What you need to do
Restate the entries word for word, omitting nothing.
== == ==
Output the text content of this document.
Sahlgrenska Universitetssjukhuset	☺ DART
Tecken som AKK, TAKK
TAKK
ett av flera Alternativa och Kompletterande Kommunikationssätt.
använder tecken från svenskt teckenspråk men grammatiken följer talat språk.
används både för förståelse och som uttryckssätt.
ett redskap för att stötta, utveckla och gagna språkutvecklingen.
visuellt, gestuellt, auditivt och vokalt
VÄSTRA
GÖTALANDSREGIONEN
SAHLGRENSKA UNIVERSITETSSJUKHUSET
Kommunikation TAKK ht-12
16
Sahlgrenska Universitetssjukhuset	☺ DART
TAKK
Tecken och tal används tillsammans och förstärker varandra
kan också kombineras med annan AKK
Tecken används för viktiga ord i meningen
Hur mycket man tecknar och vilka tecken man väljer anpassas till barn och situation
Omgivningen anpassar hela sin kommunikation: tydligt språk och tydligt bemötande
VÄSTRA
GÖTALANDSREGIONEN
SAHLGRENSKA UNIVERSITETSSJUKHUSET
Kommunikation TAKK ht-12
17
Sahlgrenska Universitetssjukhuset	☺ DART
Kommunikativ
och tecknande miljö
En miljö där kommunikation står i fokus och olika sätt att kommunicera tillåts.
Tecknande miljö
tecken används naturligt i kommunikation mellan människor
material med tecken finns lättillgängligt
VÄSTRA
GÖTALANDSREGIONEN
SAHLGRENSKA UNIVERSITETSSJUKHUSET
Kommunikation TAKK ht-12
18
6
== == ==
Response
Output the text content of this document.
Sahlgrenska Universitetssjukhuset	☺ DART
Tecken som AKK, TAKK
TAKK
ett av flera Alternativa och Kompletterande Kommunikationssätt.
använder tecken från svenskt teckenspråk men grammatiken följer talat språk.
används både för förståelse och som uttryckssätt.
ett redskap för att stötta, utveckla och gagna språkutvecklingen.
visuellt, gestuellt, auditivt och vokalt
VÄSTRA
GÖTALANDSREGIONEN
SAHLGRENSKA UNIVERSITETSSJUKHUSET
Kommunikation TAKK ht-12
16
Sahlgrenska Universitetssjukhuset	☺ DART
TAKK
Tecken och tal används tillsammans och förstärker varandra
kan också kombineras med annan AKK
Tecken används för viktiga ord i meningen
Hur mycket man tecknar och vilka tecken man väljer anpassas till barn och situation
Omgivningen anpassar hela sin kommunikation: tydligt språk och tydligt bemötande
VÄSTRA
GÖTALANDSREGIONEN
SAHLGRENSKA UNIVERSITETSSJUKHUSET
Kommunikation TAKK ht-12
17
Sahlgrenska Universitetssjukhuset	☺ DART
Kommunikativ
och tecknande miljö
En miljö där kommunikation står i fokus och olika sätt att kommunicera tillåts.
Tecknande miljö
tecken används naturligt i kommunikation mellan människor
material med tecken finns lättillgängligt
VÄSTRA
GÖTALANDSREGIONEN
SAHLGRENSKA UNIVERSITETSSJUKHUSET
Kommunikation TAKK ht-12
18
6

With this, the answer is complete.